| OBJECTIVE 1 |
In the seL4 passage, what is the mechanism called "IPC" described as the microkernel equivalent to?
| OBJECTIVE 2 |
Could you return the seL4 passage from "As I keep saying, the" up to and including "to a degree).", copied word for word?

You can’t have isolation without paying for it.
But endpoints between mutually-distrusting domains make no sense (our experimental time-protection implementation has it only for performance evaluation). The work on verified time protection has no cross-domain communication at present, which is, of course, overly restrictive. It can be extended to cross-domain shared memory and signals-like mechanisms, but we haven’t done that yet. (See above re looking for a good PhD student…)
As I keep saying, the seL4 mechanism that is (unfortunately, somewhat misleadingly and for purely historic reasons) called “IPC” shouldn’t be considered a general-purpose communication mechanism, but a protected procedure call – the microkernel equivalent to a Linux system call. As such, the trust relationship is not symmetric: you use it to invoke some more privileged operation (and definitely need to trust the callee to a degree).

| DATA SHOWN |
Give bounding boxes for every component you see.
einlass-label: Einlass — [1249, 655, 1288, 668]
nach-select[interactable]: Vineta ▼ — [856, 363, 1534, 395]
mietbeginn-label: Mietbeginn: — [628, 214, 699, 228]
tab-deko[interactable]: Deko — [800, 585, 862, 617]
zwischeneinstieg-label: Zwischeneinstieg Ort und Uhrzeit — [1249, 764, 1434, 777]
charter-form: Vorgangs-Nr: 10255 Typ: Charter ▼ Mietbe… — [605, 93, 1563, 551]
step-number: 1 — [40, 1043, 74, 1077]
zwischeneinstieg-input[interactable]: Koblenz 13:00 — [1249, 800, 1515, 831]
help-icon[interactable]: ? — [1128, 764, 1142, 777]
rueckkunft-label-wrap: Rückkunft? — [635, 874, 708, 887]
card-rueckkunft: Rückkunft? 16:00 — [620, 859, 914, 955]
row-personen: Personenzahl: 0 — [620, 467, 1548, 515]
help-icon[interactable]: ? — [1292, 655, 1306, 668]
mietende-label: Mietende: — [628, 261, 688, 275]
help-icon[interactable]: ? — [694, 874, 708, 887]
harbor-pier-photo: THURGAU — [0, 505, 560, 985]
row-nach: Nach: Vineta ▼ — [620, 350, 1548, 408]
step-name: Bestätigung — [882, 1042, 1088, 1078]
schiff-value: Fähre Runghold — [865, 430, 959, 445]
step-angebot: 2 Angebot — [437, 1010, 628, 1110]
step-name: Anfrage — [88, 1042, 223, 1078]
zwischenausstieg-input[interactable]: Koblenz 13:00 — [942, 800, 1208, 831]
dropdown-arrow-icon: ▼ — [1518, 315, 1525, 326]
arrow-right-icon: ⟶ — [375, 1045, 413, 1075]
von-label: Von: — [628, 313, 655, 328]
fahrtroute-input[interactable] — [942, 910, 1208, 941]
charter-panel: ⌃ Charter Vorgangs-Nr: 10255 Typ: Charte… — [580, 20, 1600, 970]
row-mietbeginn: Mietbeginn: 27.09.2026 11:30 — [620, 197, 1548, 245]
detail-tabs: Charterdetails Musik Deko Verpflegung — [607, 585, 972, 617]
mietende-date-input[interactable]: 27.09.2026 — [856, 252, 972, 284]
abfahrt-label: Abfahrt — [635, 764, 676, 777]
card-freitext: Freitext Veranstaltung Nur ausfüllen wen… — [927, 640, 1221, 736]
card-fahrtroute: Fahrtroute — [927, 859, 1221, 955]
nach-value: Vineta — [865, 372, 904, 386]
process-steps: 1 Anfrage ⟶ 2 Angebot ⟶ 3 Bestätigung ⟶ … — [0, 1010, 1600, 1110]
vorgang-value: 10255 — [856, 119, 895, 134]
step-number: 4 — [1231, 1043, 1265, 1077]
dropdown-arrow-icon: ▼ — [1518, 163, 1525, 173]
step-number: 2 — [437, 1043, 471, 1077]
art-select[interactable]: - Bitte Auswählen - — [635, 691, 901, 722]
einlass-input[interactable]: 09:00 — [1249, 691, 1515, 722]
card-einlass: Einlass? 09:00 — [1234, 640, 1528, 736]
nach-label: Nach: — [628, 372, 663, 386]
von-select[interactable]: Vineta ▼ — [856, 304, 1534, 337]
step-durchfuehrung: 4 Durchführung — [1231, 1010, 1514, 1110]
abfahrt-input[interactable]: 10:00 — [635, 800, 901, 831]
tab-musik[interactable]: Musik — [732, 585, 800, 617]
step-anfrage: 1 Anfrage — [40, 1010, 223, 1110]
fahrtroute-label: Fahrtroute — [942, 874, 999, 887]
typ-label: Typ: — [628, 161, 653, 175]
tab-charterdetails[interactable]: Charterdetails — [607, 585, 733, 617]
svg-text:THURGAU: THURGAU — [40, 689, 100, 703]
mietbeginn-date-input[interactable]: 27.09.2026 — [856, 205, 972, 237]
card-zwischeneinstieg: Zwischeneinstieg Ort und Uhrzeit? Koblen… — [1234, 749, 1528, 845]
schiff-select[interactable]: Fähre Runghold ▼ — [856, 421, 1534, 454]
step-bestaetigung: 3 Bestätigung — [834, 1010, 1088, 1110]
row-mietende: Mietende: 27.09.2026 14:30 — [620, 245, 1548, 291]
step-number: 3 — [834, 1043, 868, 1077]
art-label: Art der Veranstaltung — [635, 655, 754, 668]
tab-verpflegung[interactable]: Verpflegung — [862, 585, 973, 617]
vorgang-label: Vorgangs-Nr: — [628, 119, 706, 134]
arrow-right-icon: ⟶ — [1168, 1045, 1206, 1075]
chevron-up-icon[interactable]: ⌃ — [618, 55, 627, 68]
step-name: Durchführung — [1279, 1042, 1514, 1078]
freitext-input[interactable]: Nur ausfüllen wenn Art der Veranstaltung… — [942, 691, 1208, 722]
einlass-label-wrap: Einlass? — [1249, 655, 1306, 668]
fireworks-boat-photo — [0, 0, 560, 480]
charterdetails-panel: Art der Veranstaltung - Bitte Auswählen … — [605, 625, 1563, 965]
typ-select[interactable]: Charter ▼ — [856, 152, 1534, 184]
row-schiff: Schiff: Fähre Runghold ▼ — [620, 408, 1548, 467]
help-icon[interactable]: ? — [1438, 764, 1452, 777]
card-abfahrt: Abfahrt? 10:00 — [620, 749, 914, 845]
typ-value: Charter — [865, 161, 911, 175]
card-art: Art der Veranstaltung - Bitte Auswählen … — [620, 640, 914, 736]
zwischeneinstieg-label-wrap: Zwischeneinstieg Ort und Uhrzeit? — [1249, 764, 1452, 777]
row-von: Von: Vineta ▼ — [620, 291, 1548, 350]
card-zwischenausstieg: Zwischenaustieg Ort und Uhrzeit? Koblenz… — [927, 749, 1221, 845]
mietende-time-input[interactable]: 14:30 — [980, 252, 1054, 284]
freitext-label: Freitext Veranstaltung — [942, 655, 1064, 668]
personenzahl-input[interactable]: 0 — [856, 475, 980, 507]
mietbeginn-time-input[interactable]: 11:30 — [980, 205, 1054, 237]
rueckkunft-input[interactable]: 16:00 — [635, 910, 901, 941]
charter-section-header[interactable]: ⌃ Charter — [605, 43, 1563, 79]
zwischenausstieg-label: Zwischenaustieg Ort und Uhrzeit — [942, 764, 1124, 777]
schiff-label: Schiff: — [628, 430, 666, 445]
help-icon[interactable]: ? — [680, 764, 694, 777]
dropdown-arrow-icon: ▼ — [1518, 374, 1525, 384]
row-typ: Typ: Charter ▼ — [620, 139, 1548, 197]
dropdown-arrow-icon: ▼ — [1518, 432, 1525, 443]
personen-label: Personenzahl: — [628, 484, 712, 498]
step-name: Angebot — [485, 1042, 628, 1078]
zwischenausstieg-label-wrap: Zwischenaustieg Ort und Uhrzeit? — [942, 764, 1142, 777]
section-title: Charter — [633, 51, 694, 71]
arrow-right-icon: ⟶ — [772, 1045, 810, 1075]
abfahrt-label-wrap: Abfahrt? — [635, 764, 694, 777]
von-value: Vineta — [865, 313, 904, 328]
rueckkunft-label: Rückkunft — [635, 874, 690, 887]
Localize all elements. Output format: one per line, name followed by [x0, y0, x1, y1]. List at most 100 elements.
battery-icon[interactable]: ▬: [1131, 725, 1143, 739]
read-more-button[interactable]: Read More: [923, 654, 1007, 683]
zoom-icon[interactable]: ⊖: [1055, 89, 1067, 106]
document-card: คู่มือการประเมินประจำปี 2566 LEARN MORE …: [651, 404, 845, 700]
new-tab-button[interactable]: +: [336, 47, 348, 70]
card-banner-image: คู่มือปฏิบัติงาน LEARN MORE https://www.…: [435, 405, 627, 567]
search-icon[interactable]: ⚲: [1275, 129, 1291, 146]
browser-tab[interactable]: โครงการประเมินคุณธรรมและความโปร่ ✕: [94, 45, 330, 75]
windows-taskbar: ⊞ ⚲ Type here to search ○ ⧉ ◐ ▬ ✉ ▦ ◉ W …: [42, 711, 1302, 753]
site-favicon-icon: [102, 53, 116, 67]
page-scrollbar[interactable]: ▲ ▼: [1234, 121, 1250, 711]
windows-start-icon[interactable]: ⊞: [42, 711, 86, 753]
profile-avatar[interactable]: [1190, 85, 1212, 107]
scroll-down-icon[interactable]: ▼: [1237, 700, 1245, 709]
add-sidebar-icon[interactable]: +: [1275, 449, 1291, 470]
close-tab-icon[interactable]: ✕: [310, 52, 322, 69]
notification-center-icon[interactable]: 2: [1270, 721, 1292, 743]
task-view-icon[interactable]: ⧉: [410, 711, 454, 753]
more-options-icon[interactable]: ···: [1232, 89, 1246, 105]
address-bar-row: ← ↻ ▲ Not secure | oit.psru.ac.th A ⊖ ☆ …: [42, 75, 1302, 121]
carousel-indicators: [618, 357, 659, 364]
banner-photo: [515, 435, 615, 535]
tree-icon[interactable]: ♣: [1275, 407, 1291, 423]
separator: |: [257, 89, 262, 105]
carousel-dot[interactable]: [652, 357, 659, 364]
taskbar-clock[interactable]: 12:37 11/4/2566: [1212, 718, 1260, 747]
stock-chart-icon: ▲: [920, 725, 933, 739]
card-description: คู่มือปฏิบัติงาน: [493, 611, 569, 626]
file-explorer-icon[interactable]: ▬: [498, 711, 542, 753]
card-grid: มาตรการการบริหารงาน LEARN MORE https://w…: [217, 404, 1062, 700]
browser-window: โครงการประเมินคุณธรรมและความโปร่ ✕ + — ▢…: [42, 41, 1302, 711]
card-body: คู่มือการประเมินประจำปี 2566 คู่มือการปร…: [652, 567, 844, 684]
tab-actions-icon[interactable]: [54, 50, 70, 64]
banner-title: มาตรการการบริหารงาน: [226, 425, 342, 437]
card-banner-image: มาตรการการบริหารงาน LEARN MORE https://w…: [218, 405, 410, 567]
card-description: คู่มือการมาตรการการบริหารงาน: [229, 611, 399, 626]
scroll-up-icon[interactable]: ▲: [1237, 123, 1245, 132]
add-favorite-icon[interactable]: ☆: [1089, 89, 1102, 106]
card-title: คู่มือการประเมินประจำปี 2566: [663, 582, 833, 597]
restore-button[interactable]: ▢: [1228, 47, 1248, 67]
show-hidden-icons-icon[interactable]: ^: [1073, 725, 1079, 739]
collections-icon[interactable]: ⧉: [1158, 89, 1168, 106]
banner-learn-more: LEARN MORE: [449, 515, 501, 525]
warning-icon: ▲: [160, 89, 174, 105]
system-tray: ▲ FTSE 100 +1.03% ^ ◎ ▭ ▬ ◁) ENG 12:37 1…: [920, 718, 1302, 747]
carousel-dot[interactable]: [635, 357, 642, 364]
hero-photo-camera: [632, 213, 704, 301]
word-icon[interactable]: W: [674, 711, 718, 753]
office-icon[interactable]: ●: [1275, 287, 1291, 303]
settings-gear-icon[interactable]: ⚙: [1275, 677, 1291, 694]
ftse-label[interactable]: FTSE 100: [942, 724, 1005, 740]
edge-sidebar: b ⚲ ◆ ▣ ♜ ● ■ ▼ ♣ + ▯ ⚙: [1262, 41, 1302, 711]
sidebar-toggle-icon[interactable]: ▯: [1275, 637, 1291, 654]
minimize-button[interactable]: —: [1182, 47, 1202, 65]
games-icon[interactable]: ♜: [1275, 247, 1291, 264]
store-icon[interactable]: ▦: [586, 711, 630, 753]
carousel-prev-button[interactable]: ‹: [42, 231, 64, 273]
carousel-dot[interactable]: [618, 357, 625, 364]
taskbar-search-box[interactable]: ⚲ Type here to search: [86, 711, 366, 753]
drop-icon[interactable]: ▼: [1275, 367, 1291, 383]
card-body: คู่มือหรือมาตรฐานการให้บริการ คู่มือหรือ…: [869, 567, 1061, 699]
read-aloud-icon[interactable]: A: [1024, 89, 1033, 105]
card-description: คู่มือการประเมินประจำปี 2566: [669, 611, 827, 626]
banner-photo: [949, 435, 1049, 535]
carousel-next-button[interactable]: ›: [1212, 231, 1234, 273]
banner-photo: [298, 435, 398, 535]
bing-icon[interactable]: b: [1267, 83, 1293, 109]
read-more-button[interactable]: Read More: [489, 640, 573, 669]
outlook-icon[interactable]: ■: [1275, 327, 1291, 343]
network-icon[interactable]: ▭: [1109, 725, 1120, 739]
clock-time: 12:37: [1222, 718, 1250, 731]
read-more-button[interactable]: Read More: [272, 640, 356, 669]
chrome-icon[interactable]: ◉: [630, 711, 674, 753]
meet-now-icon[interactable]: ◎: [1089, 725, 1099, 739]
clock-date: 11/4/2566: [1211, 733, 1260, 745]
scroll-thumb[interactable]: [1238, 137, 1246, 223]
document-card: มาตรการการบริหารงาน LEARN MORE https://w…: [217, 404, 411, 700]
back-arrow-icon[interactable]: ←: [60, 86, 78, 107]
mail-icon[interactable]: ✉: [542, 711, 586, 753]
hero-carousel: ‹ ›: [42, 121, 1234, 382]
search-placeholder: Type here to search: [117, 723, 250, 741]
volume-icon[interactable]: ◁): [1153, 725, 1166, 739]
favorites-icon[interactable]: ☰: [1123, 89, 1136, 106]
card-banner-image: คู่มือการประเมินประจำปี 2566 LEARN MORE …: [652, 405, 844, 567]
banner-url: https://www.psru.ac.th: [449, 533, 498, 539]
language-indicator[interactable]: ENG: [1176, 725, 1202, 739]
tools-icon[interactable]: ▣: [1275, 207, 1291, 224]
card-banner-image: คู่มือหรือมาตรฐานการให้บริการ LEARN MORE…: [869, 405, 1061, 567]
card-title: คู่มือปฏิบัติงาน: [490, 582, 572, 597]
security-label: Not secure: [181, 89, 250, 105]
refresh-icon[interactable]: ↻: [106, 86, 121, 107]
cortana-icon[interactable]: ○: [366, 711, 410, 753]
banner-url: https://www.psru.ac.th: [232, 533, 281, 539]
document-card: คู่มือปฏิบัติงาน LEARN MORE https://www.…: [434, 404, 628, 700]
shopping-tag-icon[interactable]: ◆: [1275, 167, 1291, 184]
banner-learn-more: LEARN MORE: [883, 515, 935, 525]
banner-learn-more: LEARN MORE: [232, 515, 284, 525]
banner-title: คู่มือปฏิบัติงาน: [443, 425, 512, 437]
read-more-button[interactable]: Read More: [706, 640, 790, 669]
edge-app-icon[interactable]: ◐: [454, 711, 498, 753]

| TASK SOLUTION 1 |
A Linux system call.

| TASK SOLUTION 2 |
As I keep saying, the seL4 mechanism that is (unfortunately, somewhat misleadingly and for purely historic reasons) called “IPC” shouldn’t be considered a general-purpose communication mechanism, but a protected procedure call – the microkernel equivalent to a Linux system call. As such, the trust relationship is not symmetric: you use it to invoke some more privileged operation (and definitely need to trust the callee to a degree).